Supplied material:

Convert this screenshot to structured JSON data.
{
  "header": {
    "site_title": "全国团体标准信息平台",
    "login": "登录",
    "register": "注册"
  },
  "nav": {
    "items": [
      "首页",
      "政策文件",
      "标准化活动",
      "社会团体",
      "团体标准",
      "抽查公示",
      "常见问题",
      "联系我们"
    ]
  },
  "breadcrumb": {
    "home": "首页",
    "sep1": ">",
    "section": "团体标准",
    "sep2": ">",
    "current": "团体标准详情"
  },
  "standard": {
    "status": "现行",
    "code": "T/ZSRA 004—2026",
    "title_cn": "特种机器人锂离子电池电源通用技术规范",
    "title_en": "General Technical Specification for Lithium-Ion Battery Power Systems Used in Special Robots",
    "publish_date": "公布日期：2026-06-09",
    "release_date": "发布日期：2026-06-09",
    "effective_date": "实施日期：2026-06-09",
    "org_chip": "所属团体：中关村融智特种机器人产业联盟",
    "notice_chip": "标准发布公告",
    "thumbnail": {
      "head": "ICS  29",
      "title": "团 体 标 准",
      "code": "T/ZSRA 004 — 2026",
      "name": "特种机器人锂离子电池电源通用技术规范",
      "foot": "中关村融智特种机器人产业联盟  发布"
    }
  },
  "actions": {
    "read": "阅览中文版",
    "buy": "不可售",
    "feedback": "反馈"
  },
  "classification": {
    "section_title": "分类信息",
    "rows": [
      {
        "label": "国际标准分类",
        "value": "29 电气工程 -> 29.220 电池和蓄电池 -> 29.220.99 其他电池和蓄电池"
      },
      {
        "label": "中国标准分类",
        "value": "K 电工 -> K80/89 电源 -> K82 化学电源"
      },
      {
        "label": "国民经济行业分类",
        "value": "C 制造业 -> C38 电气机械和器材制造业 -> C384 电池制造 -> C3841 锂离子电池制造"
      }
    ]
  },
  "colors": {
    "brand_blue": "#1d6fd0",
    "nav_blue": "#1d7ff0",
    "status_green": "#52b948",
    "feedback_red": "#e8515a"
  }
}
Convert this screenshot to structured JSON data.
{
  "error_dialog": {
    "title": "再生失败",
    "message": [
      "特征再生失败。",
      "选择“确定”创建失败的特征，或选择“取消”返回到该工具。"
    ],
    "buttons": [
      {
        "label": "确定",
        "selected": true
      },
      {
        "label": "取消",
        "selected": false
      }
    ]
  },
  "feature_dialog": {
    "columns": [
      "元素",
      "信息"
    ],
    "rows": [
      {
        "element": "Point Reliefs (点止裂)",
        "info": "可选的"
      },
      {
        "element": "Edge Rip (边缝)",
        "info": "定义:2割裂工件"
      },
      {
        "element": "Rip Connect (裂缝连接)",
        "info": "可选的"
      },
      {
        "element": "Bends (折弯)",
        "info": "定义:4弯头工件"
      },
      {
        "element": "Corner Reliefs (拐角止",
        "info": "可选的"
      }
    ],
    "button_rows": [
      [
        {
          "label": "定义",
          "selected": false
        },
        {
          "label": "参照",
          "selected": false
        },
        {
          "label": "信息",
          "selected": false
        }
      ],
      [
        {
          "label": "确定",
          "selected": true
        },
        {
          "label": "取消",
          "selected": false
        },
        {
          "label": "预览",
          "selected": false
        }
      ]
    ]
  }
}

--

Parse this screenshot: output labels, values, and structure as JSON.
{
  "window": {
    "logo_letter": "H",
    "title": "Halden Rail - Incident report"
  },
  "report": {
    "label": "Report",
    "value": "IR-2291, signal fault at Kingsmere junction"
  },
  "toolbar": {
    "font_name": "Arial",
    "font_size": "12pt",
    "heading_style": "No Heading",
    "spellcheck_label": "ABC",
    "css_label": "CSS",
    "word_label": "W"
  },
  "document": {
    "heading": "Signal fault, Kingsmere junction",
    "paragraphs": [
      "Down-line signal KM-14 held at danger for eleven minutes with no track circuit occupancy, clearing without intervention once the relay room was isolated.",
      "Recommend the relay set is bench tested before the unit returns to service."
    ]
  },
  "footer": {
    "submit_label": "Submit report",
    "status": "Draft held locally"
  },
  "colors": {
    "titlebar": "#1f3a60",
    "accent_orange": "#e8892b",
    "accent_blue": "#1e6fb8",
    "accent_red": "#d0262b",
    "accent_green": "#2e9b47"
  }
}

...

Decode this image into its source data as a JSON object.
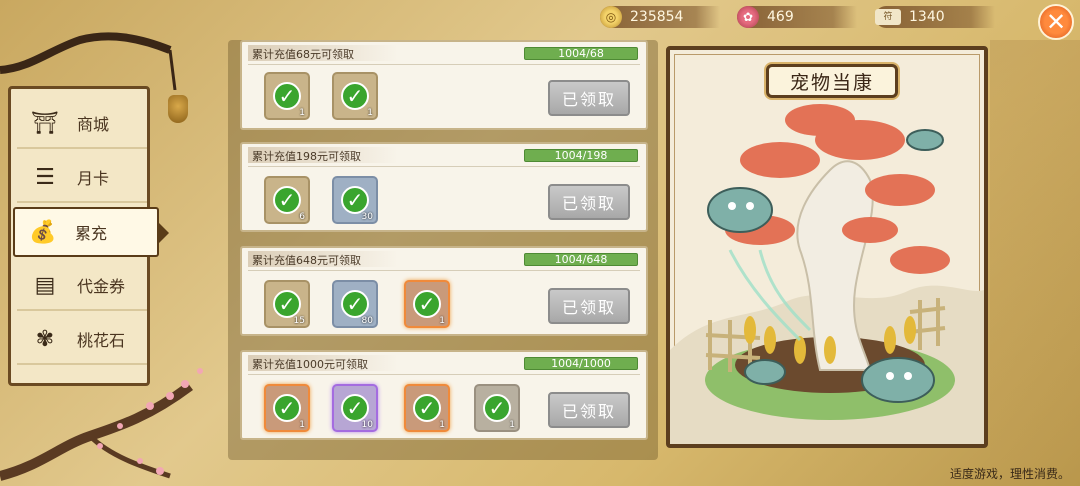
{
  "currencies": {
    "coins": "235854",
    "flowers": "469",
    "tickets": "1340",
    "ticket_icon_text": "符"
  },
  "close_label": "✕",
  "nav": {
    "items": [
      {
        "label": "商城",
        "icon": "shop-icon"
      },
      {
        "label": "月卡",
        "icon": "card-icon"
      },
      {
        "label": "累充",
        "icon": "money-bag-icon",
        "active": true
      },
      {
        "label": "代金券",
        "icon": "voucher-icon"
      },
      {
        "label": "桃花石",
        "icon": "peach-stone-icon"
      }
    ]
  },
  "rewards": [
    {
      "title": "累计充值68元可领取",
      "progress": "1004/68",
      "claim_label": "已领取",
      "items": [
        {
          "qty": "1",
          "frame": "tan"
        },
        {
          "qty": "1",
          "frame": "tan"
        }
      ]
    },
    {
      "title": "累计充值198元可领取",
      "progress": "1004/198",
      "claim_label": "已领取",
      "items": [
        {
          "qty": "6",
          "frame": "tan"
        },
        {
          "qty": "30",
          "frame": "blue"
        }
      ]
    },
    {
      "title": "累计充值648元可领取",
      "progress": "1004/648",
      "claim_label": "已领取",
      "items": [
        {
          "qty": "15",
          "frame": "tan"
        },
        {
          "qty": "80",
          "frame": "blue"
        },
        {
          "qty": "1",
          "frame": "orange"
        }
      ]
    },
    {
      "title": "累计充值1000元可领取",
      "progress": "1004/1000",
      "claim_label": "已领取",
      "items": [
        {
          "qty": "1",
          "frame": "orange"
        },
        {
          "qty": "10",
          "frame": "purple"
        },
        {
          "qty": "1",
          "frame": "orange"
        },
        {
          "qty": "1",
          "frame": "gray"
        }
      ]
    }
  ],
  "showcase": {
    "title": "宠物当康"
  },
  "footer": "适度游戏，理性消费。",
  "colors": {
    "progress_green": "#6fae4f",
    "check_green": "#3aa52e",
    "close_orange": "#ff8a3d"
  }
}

Request:
Find the word "relay" in the data and copy out each line where it turns up.

Completed exercise:
      "Down-line signal KM-14 held at danger for eleven minutes with no track circuit occupancy, clearing without intervention once the relay room was isolated.",
      "Recommend the relay set is bench tested before the unit returns to service."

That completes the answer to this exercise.